**TEXT SHOWN:**

Following a busy period of spacewalks at the orbital outpost, the station’s residents returned their attention to microgravity research on Monday benefitting humans living on and off the Earth.
NASA Flight Engineer Stephen Bowen started his day installing research hardware on an experiment platform and placing it inside Kibo’s airlock for exposure to the vacuum of space. Afterward, Bowen analyzed slides containing incubated microbe samples collected from the station’s air and surfaces.
UAE (United Arab Emirates) astronaut Sultan Alneyadi swapped out hardware inside the Materials Science Laboratory, a physics research facility, and prepared it for calibration inside the Destiny laboratory module. Alneyadi also loaded sample-packed science freezers inside the SpaceX Dragon cargo vehicle for retrieval back on Earth at the end of the week.
NASA astronaut Frank Rubio took the day off Monday relaxing and taking time out for exercising.

**REQUEST 1:** In the station update, what did Frank Rubio do on Monday?
**REQUEST 2:** Please show every line of the listing that contains the string "logo".
The station update and the listing come from unrelated sources.

**DATA SHOWN:**
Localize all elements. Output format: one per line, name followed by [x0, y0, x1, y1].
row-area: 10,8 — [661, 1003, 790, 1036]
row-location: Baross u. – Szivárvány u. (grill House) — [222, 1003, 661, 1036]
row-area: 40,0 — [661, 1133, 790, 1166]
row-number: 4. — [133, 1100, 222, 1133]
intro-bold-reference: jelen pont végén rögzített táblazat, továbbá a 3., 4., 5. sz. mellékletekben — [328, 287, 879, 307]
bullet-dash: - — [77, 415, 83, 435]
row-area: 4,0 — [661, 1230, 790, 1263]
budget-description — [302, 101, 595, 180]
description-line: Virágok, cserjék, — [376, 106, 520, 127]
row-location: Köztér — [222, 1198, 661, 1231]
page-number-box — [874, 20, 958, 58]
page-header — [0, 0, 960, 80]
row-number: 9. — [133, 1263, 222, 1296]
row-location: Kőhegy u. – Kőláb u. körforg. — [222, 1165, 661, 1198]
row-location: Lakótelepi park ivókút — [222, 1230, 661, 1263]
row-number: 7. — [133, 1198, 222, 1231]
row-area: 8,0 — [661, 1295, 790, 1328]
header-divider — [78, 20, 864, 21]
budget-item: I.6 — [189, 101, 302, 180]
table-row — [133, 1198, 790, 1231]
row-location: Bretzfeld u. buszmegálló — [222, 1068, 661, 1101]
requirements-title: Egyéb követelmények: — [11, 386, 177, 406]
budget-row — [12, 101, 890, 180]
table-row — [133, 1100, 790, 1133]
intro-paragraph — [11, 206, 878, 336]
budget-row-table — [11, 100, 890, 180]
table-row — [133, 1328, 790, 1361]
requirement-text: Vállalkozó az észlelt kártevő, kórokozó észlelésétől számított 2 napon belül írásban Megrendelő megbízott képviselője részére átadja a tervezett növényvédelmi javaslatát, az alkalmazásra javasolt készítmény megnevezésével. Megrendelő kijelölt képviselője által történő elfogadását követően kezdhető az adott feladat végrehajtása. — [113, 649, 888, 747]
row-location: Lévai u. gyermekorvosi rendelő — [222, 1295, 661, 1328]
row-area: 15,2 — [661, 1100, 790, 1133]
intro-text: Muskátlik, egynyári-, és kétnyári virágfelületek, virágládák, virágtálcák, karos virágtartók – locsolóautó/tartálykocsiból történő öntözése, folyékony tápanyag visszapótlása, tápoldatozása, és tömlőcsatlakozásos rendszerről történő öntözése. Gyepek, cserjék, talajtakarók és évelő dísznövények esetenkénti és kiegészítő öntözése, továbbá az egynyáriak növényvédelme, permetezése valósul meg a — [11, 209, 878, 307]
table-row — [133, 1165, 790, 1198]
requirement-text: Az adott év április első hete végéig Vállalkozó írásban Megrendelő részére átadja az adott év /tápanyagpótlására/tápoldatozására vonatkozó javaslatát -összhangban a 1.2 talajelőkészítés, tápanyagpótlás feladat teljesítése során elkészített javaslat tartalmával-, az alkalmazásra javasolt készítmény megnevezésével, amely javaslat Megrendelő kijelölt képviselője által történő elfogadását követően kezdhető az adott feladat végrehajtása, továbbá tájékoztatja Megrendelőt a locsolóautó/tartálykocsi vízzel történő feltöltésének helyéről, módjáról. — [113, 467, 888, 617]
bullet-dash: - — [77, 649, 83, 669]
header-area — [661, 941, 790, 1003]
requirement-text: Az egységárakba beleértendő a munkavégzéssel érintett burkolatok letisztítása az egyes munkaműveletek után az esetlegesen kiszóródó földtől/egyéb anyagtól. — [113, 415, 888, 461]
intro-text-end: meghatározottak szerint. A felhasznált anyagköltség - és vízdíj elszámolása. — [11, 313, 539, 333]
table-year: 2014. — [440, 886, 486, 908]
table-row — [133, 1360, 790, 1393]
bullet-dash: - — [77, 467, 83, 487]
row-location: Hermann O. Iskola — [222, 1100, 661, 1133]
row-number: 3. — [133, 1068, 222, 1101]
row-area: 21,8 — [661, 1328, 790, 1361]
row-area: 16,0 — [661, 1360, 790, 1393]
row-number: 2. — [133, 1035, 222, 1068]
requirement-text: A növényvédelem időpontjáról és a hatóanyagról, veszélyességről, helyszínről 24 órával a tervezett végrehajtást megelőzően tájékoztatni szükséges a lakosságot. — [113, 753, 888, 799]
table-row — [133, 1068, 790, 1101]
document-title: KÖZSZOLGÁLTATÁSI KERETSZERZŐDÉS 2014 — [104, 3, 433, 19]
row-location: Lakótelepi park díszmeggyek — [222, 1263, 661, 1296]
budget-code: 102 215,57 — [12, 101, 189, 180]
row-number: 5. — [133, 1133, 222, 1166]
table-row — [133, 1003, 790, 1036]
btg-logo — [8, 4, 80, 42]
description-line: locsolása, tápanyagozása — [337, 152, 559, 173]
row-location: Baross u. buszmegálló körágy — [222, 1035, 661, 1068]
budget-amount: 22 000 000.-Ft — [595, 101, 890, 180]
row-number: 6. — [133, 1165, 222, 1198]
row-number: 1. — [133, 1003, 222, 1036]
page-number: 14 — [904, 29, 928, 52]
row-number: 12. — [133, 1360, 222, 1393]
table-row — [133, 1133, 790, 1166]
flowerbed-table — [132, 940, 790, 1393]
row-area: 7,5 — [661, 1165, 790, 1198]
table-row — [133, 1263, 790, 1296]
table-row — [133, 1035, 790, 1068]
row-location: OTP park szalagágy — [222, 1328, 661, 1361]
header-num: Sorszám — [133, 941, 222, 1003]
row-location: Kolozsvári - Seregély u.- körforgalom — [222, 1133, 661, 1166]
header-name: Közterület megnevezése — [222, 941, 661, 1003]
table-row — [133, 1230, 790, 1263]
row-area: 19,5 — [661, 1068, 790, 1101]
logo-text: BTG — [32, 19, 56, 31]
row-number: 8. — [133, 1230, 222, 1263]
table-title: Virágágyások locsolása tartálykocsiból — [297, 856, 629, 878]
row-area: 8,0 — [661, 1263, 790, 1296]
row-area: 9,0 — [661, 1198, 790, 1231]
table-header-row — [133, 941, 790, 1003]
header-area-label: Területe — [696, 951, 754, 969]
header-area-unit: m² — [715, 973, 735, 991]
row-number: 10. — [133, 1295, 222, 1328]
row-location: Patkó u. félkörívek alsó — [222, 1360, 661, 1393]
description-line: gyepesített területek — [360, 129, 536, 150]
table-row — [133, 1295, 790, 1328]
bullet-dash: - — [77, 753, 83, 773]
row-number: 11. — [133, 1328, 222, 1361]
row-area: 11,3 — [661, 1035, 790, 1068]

**EXPECTED OUTPUT 1:** He took the day off, relaxing and taking time out for exercising.

**EXPECTED OUTPUT 2:**
btg-logo — [8, 4, 80, 42]
logo-text: BTG — [32, 19, 56, 31]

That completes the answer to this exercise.